++++ Extracted entries

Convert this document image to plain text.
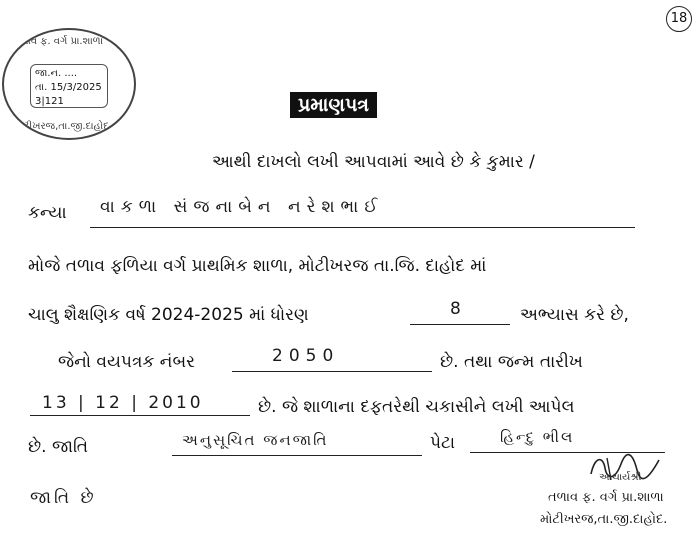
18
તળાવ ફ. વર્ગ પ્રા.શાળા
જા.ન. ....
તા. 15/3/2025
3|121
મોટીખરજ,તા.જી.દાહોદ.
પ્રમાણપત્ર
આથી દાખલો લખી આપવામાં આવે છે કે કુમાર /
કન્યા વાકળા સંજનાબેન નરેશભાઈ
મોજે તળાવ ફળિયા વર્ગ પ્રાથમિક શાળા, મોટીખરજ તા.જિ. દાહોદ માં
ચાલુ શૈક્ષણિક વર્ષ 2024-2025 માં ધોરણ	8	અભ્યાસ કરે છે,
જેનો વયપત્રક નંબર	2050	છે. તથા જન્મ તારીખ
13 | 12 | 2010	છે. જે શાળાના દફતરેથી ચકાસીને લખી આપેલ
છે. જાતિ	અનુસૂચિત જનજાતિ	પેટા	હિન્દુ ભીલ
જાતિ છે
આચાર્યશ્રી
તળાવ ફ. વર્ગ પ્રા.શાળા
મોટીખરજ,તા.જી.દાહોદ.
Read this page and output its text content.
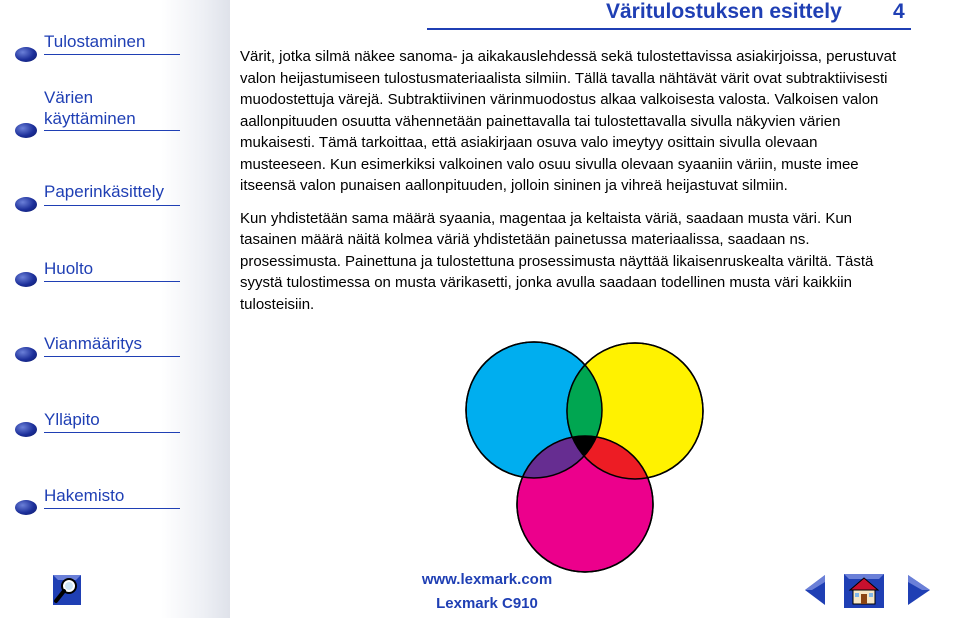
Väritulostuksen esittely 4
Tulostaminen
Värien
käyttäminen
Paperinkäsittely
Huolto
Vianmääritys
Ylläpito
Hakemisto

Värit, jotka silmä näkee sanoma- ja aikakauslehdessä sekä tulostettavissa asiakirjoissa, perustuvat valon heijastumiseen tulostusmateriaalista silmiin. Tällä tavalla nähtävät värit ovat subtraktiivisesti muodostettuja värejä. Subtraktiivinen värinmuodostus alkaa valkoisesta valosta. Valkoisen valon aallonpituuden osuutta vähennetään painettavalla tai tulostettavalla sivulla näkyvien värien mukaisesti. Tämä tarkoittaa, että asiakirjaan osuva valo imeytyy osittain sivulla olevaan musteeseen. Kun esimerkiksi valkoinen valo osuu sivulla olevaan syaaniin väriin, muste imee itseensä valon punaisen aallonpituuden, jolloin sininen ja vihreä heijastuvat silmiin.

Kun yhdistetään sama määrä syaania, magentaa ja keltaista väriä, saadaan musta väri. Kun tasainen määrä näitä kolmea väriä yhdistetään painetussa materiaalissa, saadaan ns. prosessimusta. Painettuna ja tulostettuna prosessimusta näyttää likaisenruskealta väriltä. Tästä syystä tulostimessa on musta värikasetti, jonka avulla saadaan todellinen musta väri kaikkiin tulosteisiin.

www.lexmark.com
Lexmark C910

++++++++
++++ Extracted entries

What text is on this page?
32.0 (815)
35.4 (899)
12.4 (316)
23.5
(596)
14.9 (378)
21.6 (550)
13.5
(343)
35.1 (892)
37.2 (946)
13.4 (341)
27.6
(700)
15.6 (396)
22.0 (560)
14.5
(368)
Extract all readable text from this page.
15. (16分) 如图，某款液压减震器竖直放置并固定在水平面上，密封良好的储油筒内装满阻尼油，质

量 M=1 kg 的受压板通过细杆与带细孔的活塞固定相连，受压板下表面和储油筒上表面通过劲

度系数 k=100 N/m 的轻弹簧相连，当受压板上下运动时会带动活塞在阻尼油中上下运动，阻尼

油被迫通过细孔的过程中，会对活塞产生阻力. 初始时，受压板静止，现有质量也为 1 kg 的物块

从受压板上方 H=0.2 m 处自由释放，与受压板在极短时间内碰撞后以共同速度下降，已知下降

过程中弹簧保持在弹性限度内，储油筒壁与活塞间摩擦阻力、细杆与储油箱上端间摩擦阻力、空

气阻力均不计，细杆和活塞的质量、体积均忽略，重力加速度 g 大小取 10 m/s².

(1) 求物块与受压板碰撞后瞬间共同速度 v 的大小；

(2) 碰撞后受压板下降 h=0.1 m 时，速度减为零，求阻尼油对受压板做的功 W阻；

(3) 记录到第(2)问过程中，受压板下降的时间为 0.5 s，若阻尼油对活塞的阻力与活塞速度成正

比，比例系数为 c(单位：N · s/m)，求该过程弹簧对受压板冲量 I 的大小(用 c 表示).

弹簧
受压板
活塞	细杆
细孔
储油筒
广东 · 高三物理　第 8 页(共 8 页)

++++++++

» **Exercise details**
Scan the material above for the string "this" and return the lines that hold it.

» **Worked answer**
Convert this document image to plain text.
Read this page and output its text content.
What text is on this page?
Extract all readable text from this page.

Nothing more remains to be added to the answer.